Go through the material and tally the lines containing the string "JSON". Give the total alone.

============================================================

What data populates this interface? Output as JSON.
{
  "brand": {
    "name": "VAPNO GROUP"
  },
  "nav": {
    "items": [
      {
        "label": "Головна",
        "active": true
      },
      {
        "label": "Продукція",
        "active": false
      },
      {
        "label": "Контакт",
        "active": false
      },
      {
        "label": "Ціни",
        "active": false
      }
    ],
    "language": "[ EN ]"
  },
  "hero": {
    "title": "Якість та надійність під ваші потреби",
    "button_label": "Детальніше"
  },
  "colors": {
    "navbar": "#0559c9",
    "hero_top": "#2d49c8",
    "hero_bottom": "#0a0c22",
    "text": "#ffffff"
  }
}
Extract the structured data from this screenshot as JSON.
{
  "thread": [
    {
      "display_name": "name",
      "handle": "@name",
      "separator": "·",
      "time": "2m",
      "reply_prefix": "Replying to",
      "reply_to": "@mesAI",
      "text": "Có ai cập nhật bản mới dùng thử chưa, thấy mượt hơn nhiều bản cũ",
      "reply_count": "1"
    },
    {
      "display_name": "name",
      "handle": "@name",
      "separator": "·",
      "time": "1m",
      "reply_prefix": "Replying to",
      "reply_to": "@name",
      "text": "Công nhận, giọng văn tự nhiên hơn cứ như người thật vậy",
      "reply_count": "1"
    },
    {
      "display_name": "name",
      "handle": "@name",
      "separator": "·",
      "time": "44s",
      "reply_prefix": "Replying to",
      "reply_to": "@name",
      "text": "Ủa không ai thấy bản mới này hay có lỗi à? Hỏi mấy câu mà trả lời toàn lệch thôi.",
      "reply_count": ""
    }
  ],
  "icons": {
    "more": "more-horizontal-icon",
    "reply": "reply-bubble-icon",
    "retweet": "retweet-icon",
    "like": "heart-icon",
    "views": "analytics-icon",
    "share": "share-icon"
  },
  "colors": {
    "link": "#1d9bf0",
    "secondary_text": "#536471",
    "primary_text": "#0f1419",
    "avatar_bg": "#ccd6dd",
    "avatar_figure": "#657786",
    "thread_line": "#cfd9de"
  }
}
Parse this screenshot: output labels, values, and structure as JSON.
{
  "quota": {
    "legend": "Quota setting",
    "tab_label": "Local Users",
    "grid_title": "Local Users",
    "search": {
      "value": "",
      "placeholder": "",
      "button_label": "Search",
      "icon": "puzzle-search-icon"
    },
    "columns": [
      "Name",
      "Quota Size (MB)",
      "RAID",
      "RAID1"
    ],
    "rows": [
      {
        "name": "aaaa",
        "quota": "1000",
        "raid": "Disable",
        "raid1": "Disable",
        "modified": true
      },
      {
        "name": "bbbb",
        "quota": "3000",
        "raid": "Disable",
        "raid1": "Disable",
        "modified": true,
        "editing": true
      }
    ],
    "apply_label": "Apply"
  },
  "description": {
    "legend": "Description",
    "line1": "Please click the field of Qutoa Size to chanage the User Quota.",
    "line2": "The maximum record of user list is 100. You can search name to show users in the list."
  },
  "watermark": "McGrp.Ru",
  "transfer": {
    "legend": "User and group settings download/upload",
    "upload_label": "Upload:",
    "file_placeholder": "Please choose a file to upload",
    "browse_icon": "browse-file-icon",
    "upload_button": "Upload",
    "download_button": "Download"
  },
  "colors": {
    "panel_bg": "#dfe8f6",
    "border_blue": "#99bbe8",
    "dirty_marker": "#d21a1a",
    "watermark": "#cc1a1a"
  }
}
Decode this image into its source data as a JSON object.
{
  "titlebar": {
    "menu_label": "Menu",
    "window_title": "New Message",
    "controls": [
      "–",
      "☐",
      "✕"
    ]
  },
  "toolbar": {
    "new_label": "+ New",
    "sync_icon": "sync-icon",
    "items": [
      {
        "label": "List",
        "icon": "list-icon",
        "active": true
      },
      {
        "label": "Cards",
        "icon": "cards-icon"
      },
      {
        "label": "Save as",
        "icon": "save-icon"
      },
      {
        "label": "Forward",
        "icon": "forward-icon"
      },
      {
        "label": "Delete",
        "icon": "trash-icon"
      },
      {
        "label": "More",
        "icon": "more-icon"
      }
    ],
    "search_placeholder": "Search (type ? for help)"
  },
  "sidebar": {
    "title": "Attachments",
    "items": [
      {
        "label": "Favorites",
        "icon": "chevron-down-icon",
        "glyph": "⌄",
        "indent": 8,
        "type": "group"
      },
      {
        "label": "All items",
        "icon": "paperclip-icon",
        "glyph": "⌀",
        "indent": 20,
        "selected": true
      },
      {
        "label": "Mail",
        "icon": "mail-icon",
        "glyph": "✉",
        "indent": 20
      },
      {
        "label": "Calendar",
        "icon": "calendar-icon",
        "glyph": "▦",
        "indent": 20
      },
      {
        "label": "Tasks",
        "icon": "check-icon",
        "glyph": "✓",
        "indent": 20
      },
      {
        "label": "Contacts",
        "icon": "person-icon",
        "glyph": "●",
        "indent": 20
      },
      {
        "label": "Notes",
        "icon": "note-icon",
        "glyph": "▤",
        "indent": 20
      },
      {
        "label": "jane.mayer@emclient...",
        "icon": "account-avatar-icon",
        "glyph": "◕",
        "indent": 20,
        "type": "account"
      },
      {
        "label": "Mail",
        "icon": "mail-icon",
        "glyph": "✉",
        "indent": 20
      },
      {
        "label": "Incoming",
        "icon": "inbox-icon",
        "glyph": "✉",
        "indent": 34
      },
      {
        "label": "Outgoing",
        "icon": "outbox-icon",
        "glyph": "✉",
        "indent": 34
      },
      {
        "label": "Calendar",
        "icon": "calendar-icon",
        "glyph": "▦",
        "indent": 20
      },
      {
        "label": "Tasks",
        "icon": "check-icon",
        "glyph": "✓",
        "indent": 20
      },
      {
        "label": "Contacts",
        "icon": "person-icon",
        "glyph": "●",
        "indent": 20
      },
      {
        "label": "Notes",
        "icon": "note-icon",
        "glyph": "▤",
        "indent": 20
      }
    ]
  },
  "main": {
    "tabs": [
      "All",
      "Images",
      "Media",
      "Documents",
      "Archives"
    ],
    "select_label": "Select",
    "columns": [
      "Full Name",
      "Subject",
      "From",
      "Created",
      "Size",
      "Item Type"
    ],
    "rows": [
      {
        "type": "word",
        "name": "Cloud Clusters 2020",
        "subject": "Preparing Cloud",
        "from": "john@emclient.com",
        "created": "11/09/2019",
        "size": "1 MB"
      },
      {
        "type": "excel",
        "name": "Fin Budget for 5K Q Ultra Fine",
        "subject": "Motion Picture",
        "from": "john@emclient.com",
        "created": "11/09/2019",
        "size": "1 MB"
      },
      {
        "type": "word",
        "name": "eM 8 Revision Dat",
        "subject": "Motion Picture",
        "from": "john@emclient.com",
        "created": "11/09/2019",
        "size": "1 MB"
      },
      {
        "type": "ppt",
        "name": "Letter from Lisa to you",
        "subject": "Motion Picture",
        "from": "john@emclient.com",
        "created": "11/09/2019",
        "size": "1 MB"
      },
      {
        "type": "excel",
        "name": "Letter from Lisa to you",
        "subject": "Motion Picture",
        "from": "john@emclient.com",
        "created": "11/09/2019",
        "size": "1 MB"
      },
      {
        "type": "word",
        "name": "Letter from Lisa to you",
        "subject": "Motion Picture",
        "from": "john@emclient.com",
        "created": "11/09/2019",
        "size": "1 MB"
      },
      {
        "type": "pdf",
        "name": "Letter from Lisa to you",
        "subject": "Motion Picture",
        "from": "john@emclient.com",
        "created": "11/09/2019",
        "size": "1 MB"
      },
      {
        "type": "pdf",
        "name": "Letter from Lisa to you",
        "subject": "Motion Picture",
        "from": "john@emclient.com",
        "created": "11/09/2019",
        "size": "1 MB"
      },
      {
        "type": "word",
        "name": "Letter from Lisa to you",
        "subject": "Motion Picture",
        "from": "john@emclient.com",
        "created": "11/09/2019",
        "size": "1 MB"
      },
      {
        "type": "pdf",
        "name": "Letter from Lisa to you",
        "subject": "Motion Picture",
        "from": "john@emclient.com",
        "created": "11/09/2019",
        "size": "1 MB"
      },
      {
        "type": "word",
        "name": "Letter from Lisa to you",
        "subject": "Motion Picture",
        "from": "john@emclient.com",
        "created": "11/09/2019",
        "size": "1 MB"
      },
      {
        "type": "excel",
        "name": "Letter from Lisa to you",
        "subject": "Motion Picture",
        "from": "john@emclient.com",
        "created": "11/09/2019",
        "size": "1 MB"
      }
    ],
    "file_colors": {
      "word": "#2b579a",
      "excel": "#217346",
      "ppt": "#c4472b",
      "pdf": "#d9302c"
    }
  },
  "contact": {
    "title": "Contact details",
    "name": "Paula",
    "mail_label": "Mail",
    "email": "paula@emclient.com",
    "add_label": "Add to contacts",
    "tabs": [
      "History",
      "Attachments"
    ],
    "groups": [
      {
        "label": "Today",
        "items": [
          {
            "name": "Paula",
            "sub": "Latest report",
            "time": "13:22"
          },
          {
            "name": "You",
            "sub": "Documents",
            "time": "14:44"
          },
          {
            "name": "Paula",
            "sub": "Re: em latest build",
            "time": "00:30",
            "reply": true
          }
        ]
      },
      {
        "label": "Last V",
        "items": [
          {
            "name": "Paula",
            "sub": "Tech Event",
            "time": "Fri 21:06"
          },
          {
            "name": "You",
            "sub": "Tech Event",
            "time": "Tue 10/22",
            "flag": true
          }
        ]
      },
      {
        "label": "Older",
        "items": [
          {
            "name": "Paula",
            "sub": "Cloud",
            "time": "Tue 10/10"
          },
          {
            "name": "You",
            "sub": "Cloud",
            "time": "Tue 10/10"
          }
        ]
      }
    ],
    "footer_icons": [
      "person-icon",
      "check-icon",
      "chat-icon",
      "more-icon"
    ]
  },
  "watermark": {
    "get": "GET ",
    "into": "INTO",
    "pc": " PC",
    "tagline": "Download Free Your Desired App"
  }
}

============================================================

_Response to this exercise_: 4